■ WHAT YOU ARE ASKED TO DO:
Track down each line that has the word "amplitude" and copy it.

* start EXTRACTED INFORMATION *

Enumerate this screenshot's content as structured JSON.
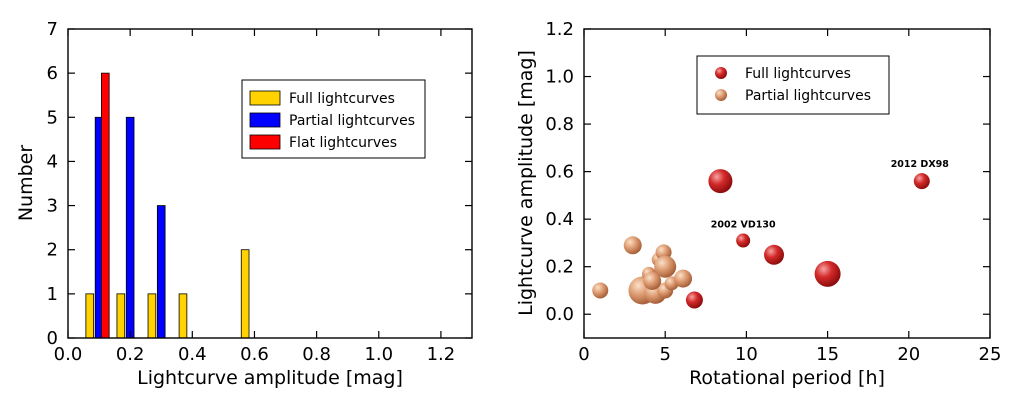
{
  "colors": {
    "full": "#ffd200",
    "partial": "#0000ff",
    "flat": "#ff0000",
    "full_marker": "#cc1d1d",
    "partial_marker": "#d8926a"
  },
  "chart_data": [
    {
      "type": "bar",
      "xlabel": "Lightcurve amplitude [mag]",
      "ylabel": "Number",
      "xlim": [
        0.0,
        1.3
      ],
      "ylim": [
        0,
        7
      ],
      "xticks": [
        "0.0",
        "0.2",
        "0.4",
        "0.6",
        "0.8",
        "1.0",
        "1.2"
      ],
      "yticks": [
        "0",
        "1",
        "2",
        "3",
        "4",
        "5",
        "6",
        "7"
      ],
      "legend_position": "top-right",
      "series": [
        {
          "name": "Full lightcurves",
          "color": "#ffd200",
          "bars": [
            {
              "x": 0.07,
              "value": 1
            },
            {
              "x": 0.17,
              "value": 1
            },
            {
              "x": 0.27,
              "value": 1
            },
            {
              "x": 0.37,
              "value": 1
            },
            {
              "x": 0.57,
              "value": 2
            }
          ]
        },
        {
          "name": "Partial lightcurves",
          "color": "#0000ff",
          "bars": [
            {
              "x": 0.1,
              "value": 5
            },
            {
              "x": 0.2,
              "value": 5
            },
            {
              "x": 0.3,
              "value": 3
            }
          ]
        },
        {
          "name": "Flat lightcurves",
          "color": "#ff0000",
          "bars": [
            {
              "x": 0.12,
              "value": 6
            }
          ]
        }
      ]
    },
    {
      "type": "scatter",
      "xlabel": "Rotational period [h]",
      "ylabel": "Lightcurve amplitude [mag]",
      "xlim": [
        0,
        25
      ],
      "ylim": [
        -0.1,
        1.2
      ],
      "xticks": [
        "0",
        "5",
        "10",
        "15",
        "20",
        "25"
      ],
      "yticks": [
        "0.0",
        "0.2",
        "0.4",
        "0.6",
        "0.8",
        "1.0",
        "1.2"
      ],
      "legend_position": "top-left",
      "series": [
        {
          "name": "Full lightcurves",
          "color": "#cc1d1d",
          "points": [
            {
              "x": 8.4,
              "y": 0.56,
              "r": 12
            },
            {
              "x": 20.8,
              "y": 0.56,
              "r": 8,
              "label": "2012 DX98"
            },
            {
              "x": 9.8,
              "y": 0.31,
              "r": 7,
              "label": "2002 VD130"
            },
            {
              "x": 11.7,
              "y": 0.25,
              "r": 10
            },
            {
              "x": 15.0,
              "y": 0.17,
              "r": 13
            },
            {
              "x": 6.8,
              "y": 0.06,
              "r": 8.5
            }
          ]
        },
        {
          "name": "Partial lightcurves",
          "color": "#d8926a",
          "points": [
            {
              "x": 1.0,
              "y": 0.1,
              "r": 8
            },
            {
              "x": 3.0,
              "y": 0.29,
              "r": 9
            },
            {
              "x": 3.6,
              "y": 0.1,
              "r": 14
            },
            {
              "x": 4.0,
              "y": 0.17,
              "r": 7
            },
            {
              "x": 4.4,
              "y": 0.09,
              "r": 11
            },
            {
              "x": 4.6,
              "y": 0.23,
              "r": 7
            },
            {
              "x": 4.9,
              "y": 0.26,
              "r": 8
            },
            {
              "x": 5.0,
              "y": 0.2,
              "r": 11
            },
            {
              "x": 5.0,
              "y": 0.1,
              "r": 8
            },
            {
              "x": 5.4,
              "y": 0.13,
              "r": 7
            },
            {
              "x": 6.1,
              "y": 0.15,
              "r": 9
            },
            {
              "x": 4.2,
              "y": 0.14,
              "r": 9
            }
          ]
        }
      ]
    }
  ]
}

* end EXTRACTED INFORMATION *

■ CORRECT OUTPUT:
      "xlabel": "Lightcurve amplitude [mag]",
      "ylabel": "Lightcurve amplitude [mag]",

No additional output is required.